=== STATED PROBLEM ===
Here are records with pictures in them. Copy all of them exactly and leave the pictures out.

=== DATA RECORDS ===
^^^^^^^^

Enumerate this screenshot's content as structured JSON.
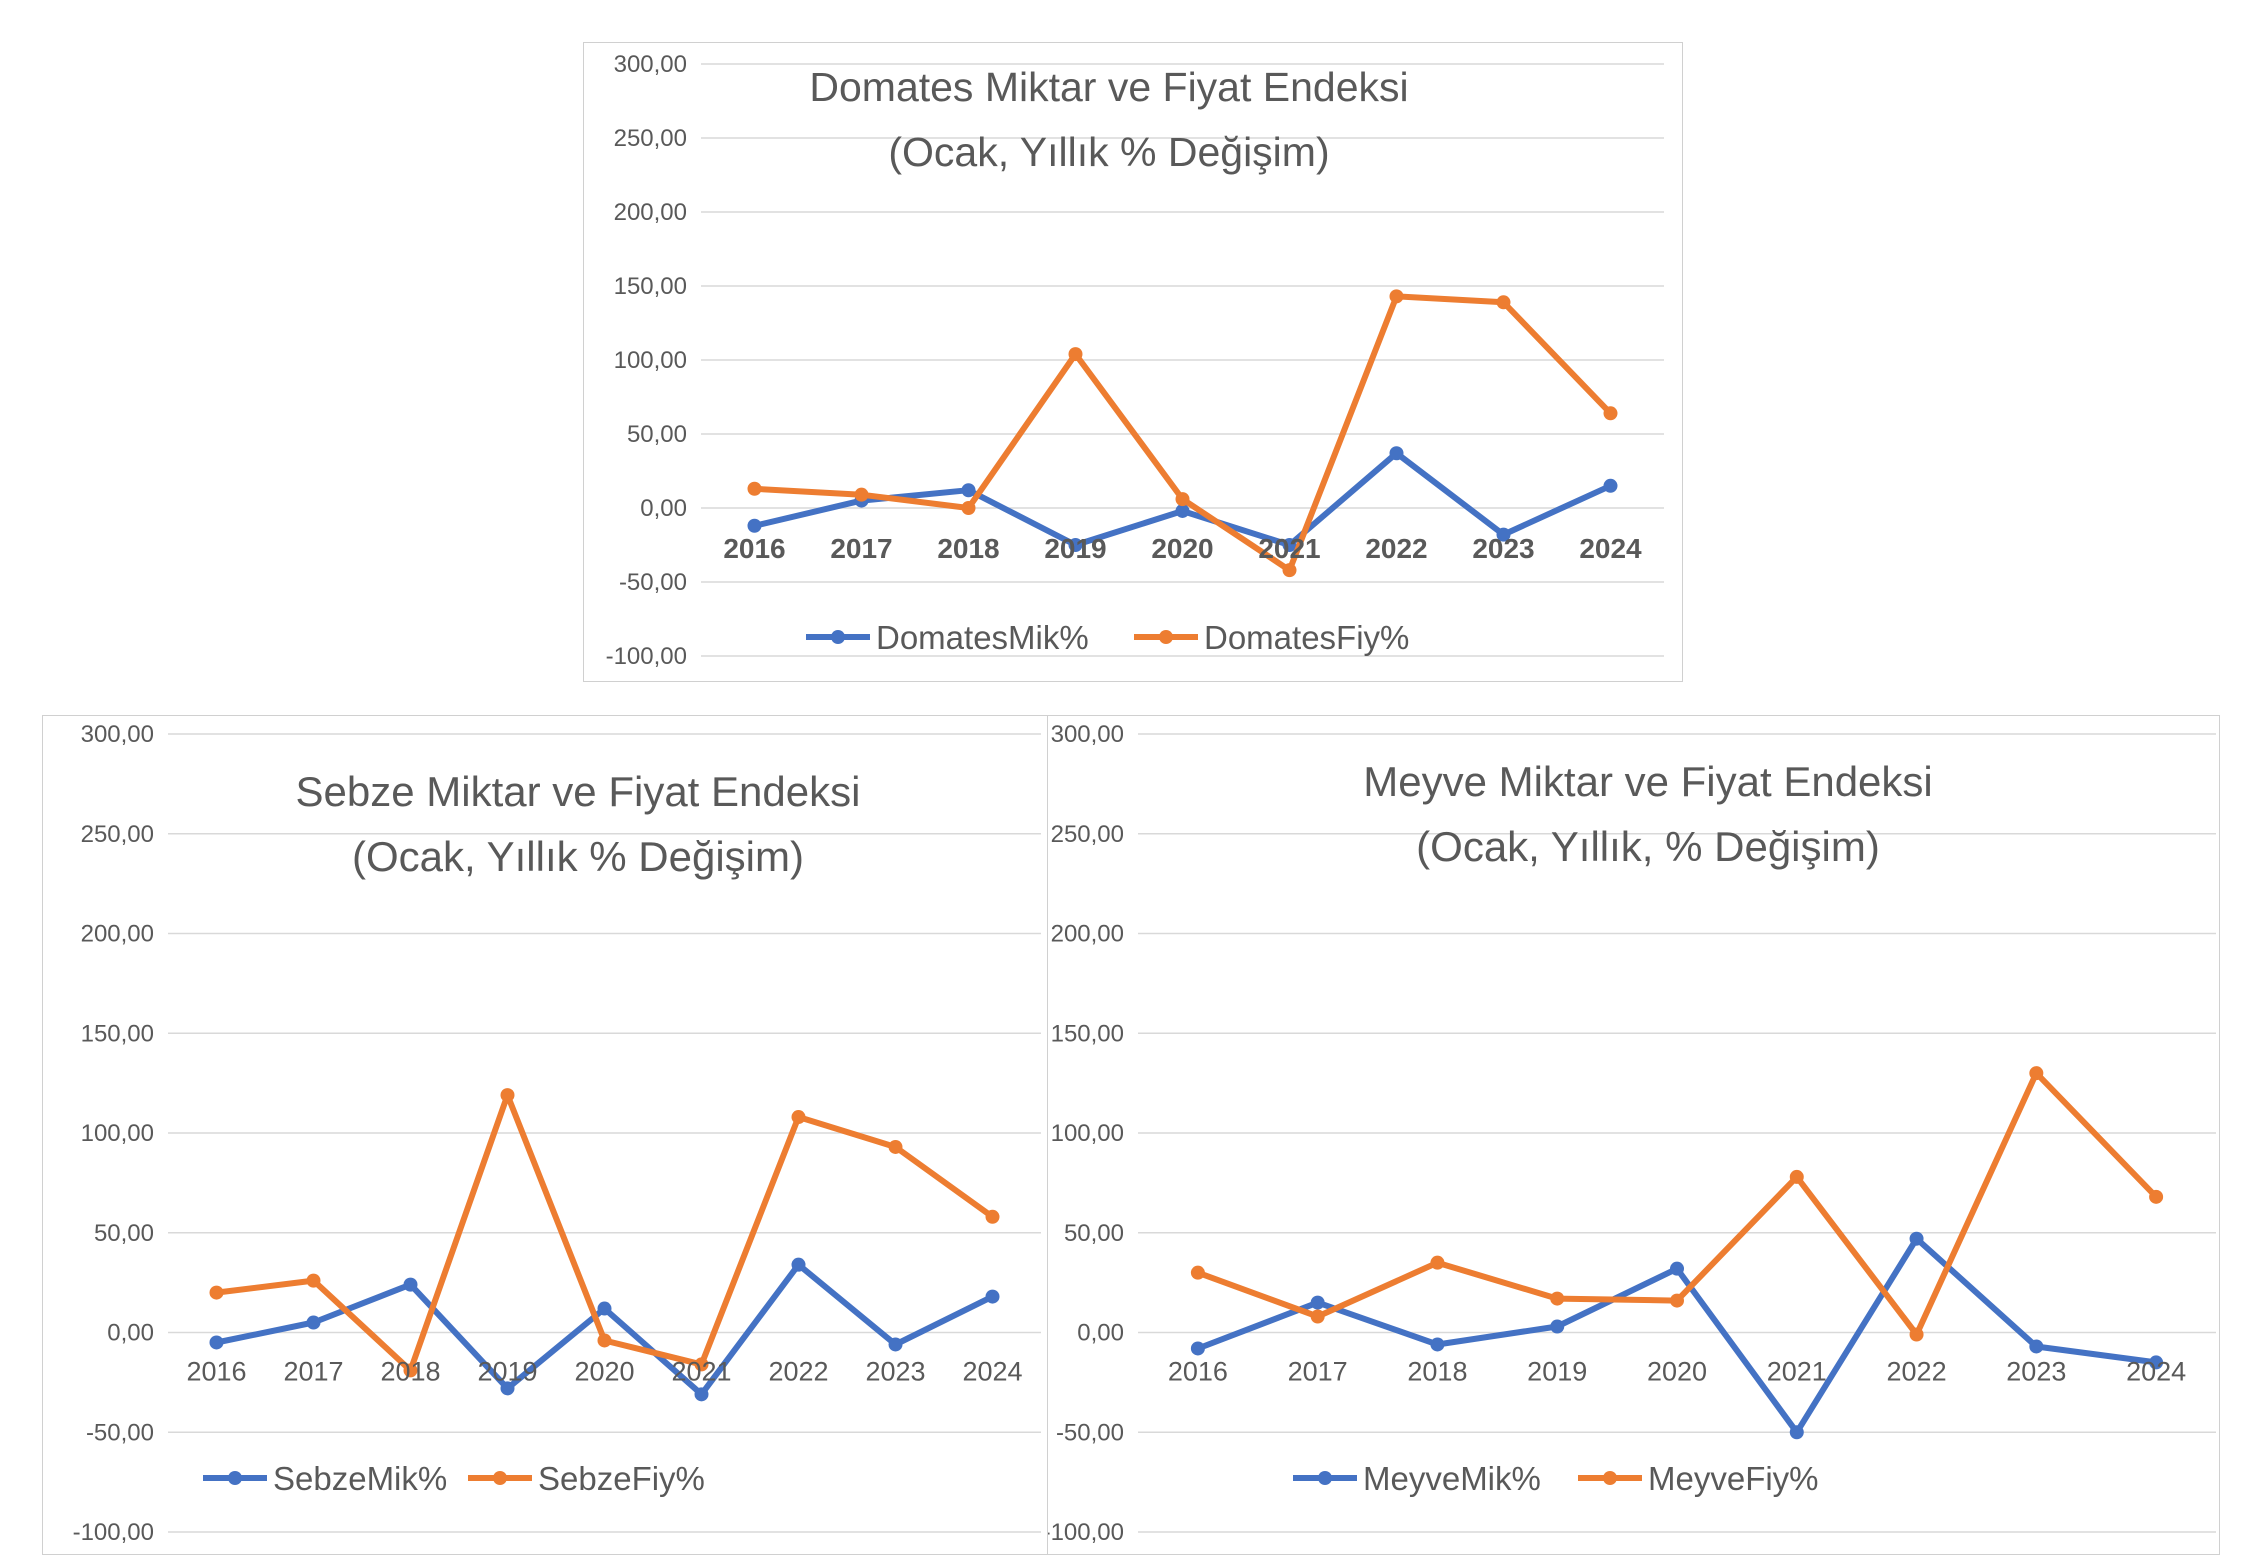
{
  "chart_data": [
    {
      "id": "domates",
      "type": "line",
      "title_lines": [
        "Domates Miktar ve Fiyat Endeksi",
        "(Ocak, Yıllık % Değişim)"
      ],
      "xlabel": "",
      "ylabel": "",
      "ylim": [
        -100,
        300
      ],
      "y_ticks": [
        "300,00",
        "250,00",
        "200,00",
        "150,00",
        "100,00",
        "50,00",
        "0,00",
        "-50,00",
        "-100,00"
      ],
      "categories": [
        "2016",
        "2017",
        "2018",
        "2019",
        "2020",
        "2021",
        "2022",
        "2023",
        "2024"
      ],
      "x_bold": true,
      "grid": true,
      "legend": "bottom",
      "series": [
        {
          "name": "DomatesMik%",
          "color": "#4472C4",
          "values": [
            -12,
            5,
            12,
            -25,
            -2,
            -25,
            37,
            -18,
            15
          ]
        },
        {
          "name": "DomatesFiy%",
          "color": "#ED7D31",
          "values": [
            13,
            9,
            0,
            104,
            6,
            -42,
            143,
            139,
            64
          ]
        }
      ]
    },
    {
      "id": "sebze",
      "type": "line",
      "title_lines": [
        "Sebze Miktar ve Fiyat Endeksi",
        "(Ocak, Yıllık % Değişim)"
      ],
      "xlabel": "",
      "ylabel": "",
      "ylim": [
        -100,
        300
      ],
      "y_ticks": [
        "300,00",
        "250,00",
        "200,00",
        "150,00",
        "100,00",
        "50,00",
        "0,00",
        "-50,00",
        "-100,00"
      ],
      "categories": [
        "2016",
        "2017",
        "2018",
        "2019",
        "2020",
        "2021",
        "2022",
        "2023",
        "2024"
      ],
      "x_bold": false,
      "grid": true,
      "legend": "bottom",
      "series": [
        {
          "name": "SebzeMik%",
          "color": "#4472C4",
          "values": [
            -5,
            5,
            24,
            -28,
            12,
            -31,
            34,
            -6,
            18
          ]
        },
        {
          "name": "SebzeFiy%",
          "color": "#ED7D31",
          "values": [
            20,
            26,
            -19,
            119,
            -4,
            -16,
            108,
            93,
            58
          ]
        }
      ]
    },
    {
      "id": "meyve",
      "type": "line",
      "title_lines": [
        "Meyve Miktar ve Fiyat Endeksi",
        "(Ocak, Yıllık, % Değişim)"
      ],
      "xlabel": "",
      "ylabel": "",
      "ylim": [
        -100,
        300
      ],
      "y_ticks": [
        "300,00",
        "250,00",
        "200,00",
        "150,00",
        "100,00",
        "50,00",
        "0,00",
        "-50,00",
        "-100,00"
      ],
      "categories": [
        "2016",
        "2017",
        "2018",
        "2019",
        "2020",
        "2021",
        "2022",
        "2023",
        "2024"
      ],
      "x_bold": false,
      "grid": true,
      "legend": "bottom",
      "series": [
        {
          "name": "MeyveMik%",
          "color": "#4472C4",
          "values": [
            -8,
            15,
            -6,
            3,
            32,
            -50,
            47,
            -7,
            -15
          ]
        },
        {
          "name": "MeyveFiy%",
          "color": "#ED7D31",
          "values": [
            30,
            8,
            35,
            17,
            16,
            78,
            -1,
            130,
            68
          ]
        }
      ]
    }
  ]
}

^^^^^^^^

=== COMPLETED EXERCISE ===
Enumerate this screenshot's content as structured JSON.
{
  "chart_data": [
    {
      "id": "domates",
      "type": "line",
      "title_lines": [
        "Domates Miktar ve Fiyat Endeksi",
        "(Ocak, Yıllık % Değişim)"
      ],
      "xlabel": "",
      "ylabel": "",
      "ylim": [
        -100,
        300
      ],
      "y_ticks": [
        "300,00",
        "250,00",
        "200,00",
        "150,00",
        "100,00",
        "50,00",
        "0,00",
        "-50,00",
        "-100,00"
      ],
      "categories": [
        "2016",
        "2017",
        "2018",
        "2019",
        "2020",
        "2021",
        "2022",
        "2023",
        "2024"
      ],
      "x_bold": true,
      "grid": true,
      "legend": "bottom",
      "series": [
        {
          "name": "DomatesMik%",
          "color": "#4472C4",
          "values": [
            -12,
            5,
            12,
            -25,
            -2,
            -25,
            37,
            -18,
            15
          ]
        },
        {
          "name": "DomatesFiy%",
          "color": "#ED7D31",
          "values": [
            13,
            9,
            0,
            104,
            6,
            -42,
            143,
            139,
            64
          ]
        }
      ]
    },
    {
      "id": "sebze",
      "type": "line",
      "title_lines": [
        "Sebze Miktar ve Fiyat Endeksi",
        "(Ocak, Yıllık % Değişim)"
      ],
      "xlabel": "",
      "ylabel": "",
      "ylim": [
        -100,
        300
      ],
      "y_ticks": [
        "300,00",
        "250,00",
        "200,00",
        "150,00",
        "100,00",
        "50,00",
        "0,00",
        "-50,00",
        "-100,00"
      ],
      "categories": [
        "2016",
        "2017",
        "2018",
        "2019",
        "2020",
        "2021",
        "2022",
        "2023",
        "2024"
      ],
      "x_bold": false,
      "grid": true,
      "legend": "bottom",
      "series": [
        {
          "name": "SebzeMik%",
          "color": "#4472C4",
          "values": [
            -5,
            5,
            24,
            -28,
            12,
            -31,
            34,
            -6,
            18
          ]
        },
        {
          "name": "SebzeFiy%",
          "color": "#ED7D31",
          "values": [
            20,
            26,
            -19,
            119,
            -4,
            -16,
            108,
            93,
            58
          ]
        }
      ]
    },
    {
      "id": "meyve",
      "type": "line",
      "title_lines": [
        "Meyve Miktar ve Fiyat Endeksi",
        "(Ocak, Yıllık, % Değişim)"
      ],
      "xlabel": "",
      "ylabel": "",
      "ylim": [
        -100,
        300
      ],
      "y_ticks": [
        "300,00",
        "250,00",
        "200,00",
        "150,00",
        "100,00",
        "50,00",
        "0,00",
        "-50,00",
        "-100,00"
      ],
      "categories": [
        "2016",
        "2017",
        "2018",
        "2019",
        "2020",
        "2021",
        "2022",
        "2023",
        "2024"
      ],
      "x_bold": false,
      "grid": true,
      "legend": "bottom",
      "series": [
        {
          "name": "MeyveMik%",
          "color": "#4472C4",
          "values": [
            -8,
            15,
            -6,
            3,
            32,
            -50,
            47,
            -7,
            -15
          ]
        },
        {
          "name": "MeyveFiy%",
          "color": "#ED7D31",
          "values": [
            30,
            8,
            35,
            17,
            16,
            78,
            -1,
            130,
            68
          ]
        }
      ]
    }
  ]
}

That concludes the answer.